Objective
Pull out all lines from the listing below in which the word "εἶναι" appears.

:: Records for the task

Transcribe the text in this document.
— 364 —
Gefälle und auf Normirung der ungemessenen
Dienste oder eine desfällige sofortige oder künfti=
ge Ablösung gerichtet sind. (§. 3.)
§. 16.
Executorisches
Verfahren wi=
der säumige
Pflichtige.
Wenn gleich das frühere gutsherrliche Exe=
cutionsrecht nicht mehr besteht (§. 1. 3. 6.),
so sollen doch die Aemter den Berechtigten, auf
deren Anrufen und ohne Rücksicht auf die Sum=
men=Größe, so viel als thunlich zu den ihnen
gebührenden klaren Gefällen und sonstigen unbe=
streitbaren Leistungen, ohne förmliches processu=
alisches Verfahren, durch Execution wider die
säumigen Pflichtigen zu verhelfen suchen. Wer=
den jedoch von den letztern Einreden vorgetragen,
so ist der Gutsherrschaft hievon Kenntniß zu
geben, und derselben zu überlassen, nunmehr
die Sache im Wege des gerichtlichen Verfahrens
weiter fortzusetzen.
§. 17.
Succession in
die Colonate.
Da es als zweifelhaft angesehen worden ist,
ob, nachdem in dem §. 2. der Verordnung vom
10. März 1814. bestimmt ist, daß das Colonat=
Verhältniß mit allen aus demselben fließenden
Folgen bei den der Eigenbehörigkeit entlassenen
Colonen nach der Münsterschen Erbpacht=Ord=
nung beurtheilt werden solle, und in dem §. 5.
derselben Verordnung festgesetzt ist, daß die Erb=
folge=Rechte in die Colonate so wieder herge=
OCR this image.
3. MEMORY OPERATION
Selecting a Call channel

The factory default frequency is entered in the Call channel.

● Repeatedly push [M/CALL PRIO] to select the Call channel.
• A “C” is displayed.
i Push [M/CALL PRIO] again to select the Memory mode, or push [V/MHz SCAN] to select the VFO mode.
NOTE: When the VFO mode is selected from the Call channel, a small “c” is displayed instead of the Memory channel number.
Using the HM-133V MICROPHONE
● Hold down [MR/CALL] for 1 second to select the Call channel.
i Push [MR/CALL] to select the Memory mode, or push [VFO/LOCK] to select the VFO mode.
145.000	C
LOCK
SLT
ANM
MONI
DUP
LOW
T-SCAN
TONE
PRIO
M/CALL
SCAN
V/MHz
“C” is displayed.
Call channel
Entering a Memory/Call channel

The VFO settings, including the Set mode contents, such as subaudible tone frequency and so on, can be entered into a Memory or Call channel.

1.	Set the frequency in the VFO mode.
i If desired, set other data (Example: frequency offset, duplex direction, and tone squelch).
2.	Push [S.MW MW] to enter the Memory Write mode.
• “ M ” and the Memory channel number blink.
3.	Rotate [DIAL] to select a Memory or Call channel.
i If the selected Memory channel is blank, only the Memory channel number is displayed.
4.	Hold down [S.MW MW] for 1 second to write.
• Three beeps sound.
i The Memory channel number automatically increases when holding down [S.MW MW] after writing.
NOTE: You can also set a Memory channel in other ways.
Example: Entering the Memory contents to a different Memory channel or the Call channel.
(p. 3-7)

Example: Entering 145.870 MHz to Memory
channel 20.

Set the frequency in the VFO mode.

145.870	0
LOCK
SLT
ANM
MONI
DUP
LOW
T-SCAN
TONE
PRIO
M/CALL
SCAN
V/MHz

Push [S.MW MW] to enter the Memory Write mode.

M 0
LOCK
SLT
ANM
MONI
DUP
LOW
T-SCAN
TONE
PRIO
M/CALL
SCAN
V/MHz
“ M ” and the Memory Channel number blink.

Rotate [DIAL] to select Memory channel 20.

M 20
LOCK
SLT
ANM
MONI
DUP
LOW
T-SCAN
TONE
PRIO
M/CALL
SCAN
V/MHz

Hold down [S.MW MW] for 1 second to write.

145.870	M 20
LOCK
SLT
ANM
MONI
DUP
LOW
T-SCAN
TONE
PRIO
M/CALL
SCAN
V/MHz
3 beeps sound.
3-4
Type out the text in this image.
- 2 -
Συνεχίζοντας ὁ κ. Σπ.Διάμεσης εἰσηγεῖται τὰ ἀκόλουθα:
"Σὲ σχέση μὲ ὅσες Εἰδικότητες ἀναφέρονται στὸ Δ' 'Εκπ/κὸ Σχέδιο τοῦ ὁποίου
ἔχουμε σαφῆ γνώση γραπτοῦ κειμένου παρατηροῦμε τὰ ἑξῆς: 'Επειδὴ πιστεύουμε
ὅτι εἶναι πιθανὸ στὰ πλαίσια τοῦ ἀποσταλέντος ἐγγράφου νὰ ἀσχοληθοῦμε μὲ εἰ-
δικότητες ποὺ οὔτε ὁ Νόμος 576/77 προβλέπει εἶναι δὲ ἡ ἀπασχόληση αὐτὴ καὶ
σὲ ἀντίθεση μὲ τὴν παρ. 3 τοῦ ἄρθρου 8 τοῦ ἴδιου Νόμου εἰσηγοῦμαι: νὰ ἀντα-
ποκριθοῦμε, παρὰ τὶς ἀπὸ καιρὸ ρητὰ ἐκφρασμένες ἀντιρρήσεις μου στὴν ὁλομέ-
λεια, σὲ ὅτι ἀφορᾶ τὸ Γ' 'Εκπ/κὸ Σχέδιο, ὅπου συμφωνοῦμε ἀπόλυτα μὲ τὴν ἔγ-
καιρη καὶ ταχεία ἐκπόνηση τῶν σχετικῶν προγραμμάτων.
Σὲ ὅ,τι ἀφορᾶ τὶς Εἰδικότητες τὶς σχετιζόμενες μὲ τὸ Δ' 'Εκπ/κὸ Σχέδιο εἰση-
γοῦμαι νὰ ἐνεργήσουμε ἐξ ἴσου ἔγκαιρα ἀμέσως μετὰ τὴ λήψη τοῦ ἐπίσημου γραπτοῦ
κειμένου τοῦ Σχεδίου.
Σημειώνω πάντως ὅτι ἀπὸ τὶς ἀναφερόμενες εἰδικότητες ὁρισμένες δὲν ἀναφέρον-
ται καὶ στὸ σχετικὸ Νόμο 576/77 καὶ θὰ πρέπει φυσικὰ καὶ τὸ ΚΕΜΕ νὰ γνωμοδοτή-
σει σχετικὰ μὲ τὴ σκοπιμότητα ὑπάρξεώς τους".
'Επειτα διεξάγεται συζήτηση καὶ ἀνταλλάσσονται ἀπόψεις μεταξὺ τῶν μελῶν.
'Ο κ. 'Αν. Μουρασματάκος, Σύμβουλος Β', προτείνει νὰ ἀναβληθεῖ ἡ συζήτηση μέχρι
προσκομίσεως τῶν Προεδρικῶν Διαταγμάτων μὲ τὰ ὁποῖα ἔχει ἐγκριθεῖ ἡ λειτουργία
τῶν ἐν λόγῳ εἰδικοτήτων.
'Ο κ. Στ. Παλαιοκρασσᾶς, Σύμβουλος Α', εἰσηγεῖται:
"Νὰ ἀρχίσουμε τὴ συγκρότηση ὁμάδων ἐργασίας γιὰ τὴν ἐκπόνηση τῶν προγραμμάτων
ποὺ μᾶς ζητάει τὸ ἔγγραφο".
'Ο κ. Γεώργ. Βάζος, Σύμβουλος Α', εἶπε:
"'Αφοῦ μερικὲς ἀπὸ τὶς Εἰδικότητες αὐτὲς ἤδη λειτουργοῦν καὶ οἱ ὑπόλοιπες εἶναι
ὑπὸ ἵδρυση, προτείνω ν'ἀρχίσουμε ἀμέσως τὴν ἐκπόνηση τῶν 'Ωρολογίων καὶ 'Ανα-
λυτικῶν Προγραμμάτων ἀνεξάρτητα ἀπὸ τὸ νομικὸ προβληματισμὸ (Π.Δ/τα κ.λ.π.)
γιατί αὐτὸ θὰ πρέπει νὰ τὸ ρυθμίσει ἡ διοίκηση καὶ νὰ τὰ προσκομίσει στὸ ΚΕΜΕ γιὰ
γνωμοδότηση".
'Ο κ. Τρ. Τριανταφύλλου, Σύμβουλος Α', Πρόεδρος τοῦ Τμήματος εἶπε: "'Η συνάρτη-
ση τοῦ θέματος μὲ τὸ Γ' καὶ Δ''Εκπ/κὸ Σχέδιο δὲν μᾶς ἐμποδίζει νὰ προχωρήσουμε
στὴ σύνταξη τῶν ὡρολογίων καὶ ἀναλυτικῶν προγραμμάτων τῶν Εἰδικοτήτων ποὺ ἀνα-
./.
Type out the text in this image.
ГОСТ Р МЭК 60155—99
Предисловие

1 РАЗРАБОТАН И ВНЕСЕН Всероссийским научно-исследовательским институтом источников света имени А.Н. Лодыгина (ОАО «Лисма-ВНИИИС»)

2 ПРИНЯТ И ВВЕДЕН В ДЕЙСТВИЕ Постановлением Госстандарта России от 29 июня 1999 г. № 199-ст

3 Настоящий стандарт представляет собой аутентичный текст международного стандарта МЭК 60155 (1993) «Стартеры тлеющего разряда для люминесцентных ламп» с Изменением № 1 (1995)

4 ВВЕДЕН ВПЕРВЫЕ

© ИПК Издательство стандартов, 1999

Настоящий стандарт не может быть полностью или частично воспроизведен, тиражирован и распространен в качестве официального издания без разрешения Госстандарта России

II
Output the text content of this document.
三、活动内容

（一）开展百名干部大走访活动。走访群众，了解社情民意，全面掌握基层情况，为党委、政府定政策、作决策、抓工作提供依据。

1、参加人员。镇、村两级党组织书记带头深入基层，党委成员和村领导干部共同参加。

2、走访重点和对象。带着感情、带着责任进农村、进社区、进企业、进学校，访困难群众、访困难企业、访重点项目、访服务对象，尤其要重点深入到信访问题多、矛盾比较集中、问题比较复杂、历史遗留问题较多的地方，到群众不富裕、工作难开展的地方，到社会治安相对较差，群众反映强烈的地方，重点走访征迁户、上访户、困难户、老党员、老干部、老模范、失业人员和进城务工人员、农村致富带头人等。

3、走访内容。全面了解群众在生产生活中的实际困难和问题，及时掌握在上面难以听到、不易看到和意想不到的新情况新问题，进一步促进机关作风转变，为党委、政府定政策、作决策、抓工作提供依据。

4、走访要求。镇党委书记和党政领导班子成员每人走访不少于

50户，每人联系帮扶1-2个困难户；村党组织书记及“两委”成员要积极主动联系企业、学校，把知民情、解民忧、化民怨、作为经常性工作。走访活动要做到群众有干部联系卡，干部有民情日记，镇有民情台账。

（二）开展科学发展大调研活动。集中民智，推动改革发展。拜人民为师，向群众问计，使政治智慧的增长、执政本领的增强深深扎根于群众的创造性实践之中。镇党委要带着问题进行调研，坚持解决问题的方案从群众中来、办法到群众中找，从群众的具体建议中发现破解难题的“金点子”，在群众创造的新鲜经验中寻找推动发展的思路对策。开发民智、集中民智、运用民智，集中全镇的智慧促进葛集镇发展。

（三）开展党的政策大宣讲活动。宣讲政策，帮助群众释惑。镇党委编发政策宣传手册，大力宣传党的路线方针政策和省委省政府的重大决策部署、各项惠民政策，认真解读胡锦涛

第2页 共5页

::::

Correct response
ὅτι εἶναι πιθανὸ στὰ πλαίσια τοῦ ἀποσταλέντος ἐγγράφου νὰ ἀσχοληθοῦμε μὲ εἰ-
δικότητες ποὺ οὔτε ὁ Νόμος 576/77 προβλέπει εἶναι δὲ ἡ ἀπασχόληση αὐτὴ καὶ
"'Αφοῦ μερικὲς ἀπὸ τὶς Εἰδικότητες αὐτὲς ἤδη λειτουργοῦν καὶ οἱ ὑπόλοιπες εἶναι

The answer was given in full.